## Input data

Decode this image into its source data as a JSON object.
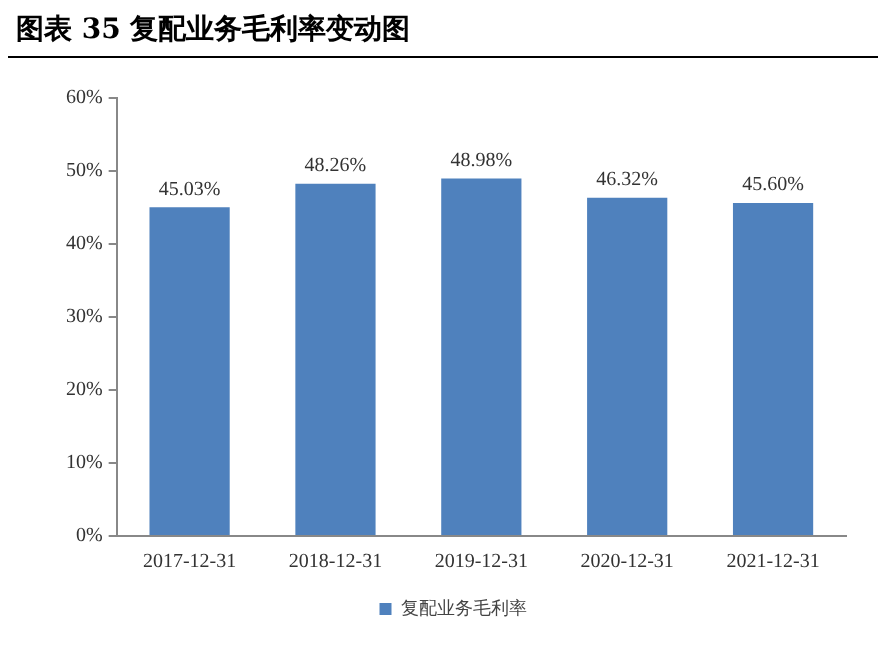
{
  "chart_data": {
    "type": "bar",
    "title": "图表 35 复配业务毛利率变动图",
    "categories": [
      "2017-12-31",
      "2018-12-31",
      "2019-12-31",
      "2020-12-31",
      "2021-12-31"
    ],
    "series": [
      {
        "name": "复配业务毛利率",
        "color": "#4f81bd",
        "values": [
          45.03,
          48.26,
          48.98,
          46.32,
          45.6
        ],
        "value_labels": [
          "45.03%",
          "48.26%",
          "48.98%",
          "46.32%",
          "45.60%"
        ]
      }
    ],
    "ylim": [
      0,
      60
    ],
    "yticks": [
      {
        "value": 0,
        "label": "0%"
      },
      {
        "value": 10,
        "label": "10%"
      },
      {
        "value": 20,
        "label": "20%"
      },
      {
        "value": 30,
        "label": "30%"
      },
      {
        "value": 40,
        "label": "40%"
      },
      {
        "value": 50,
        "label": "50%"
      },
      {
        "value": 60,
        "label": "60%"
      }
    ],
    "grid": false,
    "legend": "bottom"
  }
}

## Task description
Omit the pictures. Output every record above word for word.

## Answer to this task
Decode this image into its source data as a JSON object.
{
  "chart_data": {
    "type": "bar",
    "title": "图表 35 复配业务毛利率变动图",
    "categories": [
      "2017-12-31",
      "2018-12-31",
      "2019-12-31",
      "2020-12-31",
      "2021-12-31"
    ],
    "series": [
      {
        "name": "复配业务毛利率",
        "color": "#4f81bd",
        "values": [
          45.03,
          48.26,
          48.98,
          46.32,
          45.6
        ],
        "value_labels": [
          "45.03%",
          "48.26%",
          "48.98%",
          "46.32%",
          "45.60%"
        ]
      }
    ],
    "ylim": [
      0,
      60
    ],
    "yticks": [
      {
        "value": 0,
        "label": "0%"
      },
      {
        "value": 10,
        "label": "10%"
      },
      {
        "value": 20,
        "label": "20%"
      },
      {
        "value": 30,
        "label": "30%"
      },
      {
        "value": 40,
        "label": "40%"
      },
      {
        "value": 50,
        "label": "50%"
      },
      {
        "value": 60,
        "label": "60%"
      }
    ],
    "grid": false,
    "legend": "bottom"
  }
}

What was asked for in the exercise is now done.